--- Passage provided ---
I found the root cause, but don't know if its worth fixing.  If the board has more than
32 PCI busses on it, the mptable bus array will overwrite its bounds for the PCI busses,
and stomp on anything that's after it.  In this case, what got stomped on is the PAGE_KERNEL_EXEC
variable, which changed the bit-field settings for the page tables (cleared the 'present' bit,
and screwed up the rest), hence accounting for the page fault.

This can only happen if there are more than 32 PCI busses, so I'd say its an _extremely_ rare
condition on a desktop system.  At any rate, the fix would simply be to change the value of the
#define in the mptable.h header file (I forget which exactly, but its easy to find) from 32 to 256.
The side effect of that is that the kernel data area would grow, and mostly be a total waste,
since I can't fathom a desktop system with more than 32 PCI busses.  On arch's where more than
32 PCI busses are likely, the #define is already 256.
--- Data segment ---
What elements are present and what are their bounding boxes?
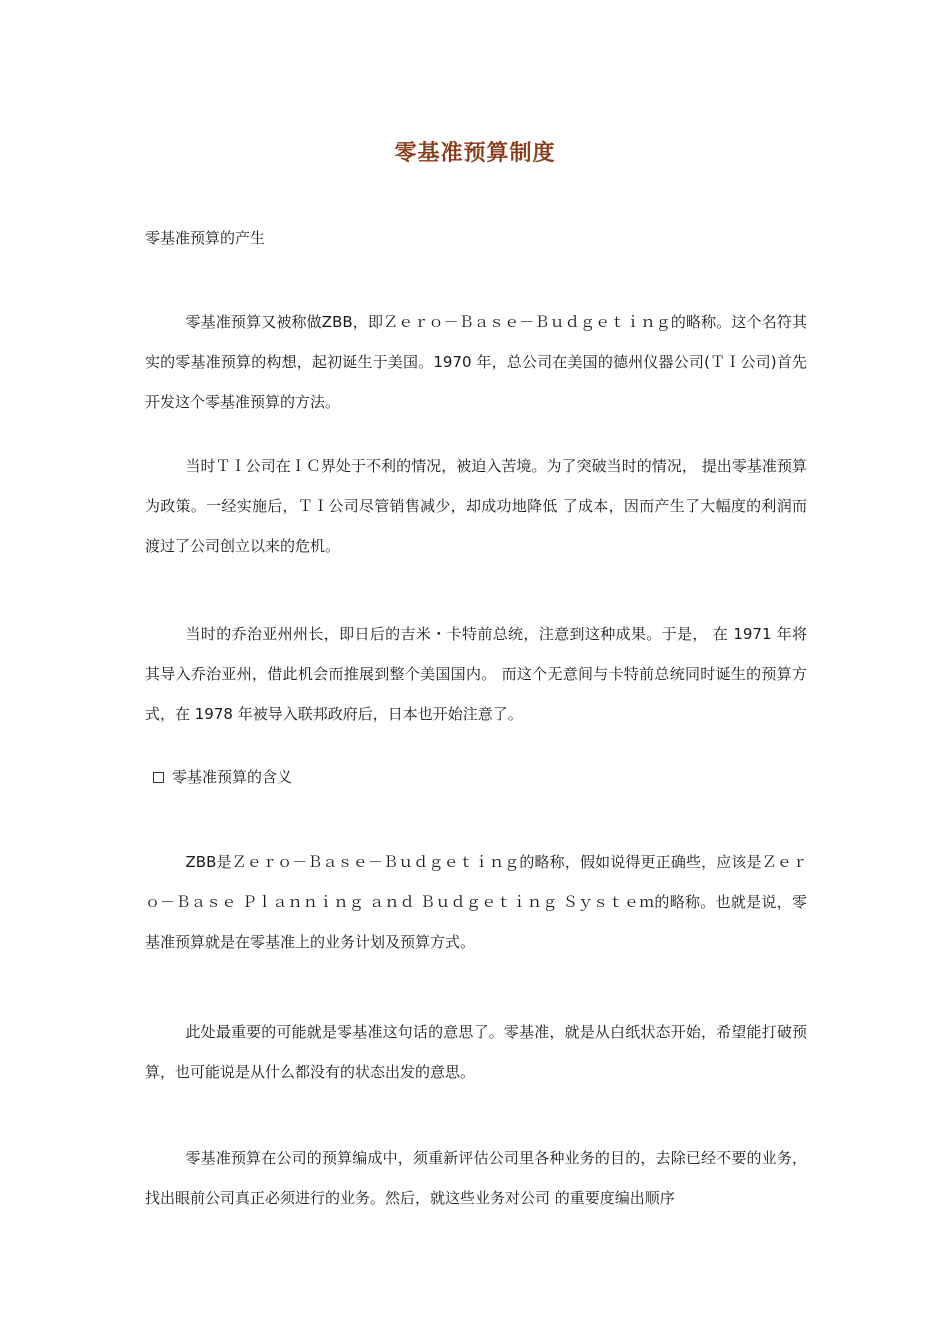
---
▸ The exercise:
From the post about the mptable PCI bus overflow, extract the passage starting at "I found the" and ending at "from 32 to 256.", and copy it without changes.

▸ Response:
I found the root cause, but don't know if its worth fixing.  If the board has more than
32 PCI busses on it, the mptable bus array will overwrite its bounds for the PCI busses,
and stomp on anything that's after it.  In this case, what got stomped on is the PAGE_KERNEL_EXEC
variable, which changed the bit-field settings for the page tables (cleared the 'present' bit,
and screwed up the rest), hence accounting for the page fault.

This can only happen if there are more than 32 PCI busses, so I'd say its an _extremely_ rare
condition on a desktop system.  At any rate, the fix would simply be to change the value of the
#define in the mptable.h header file (I forget which exactly, but its easy to find) from 32 to 256.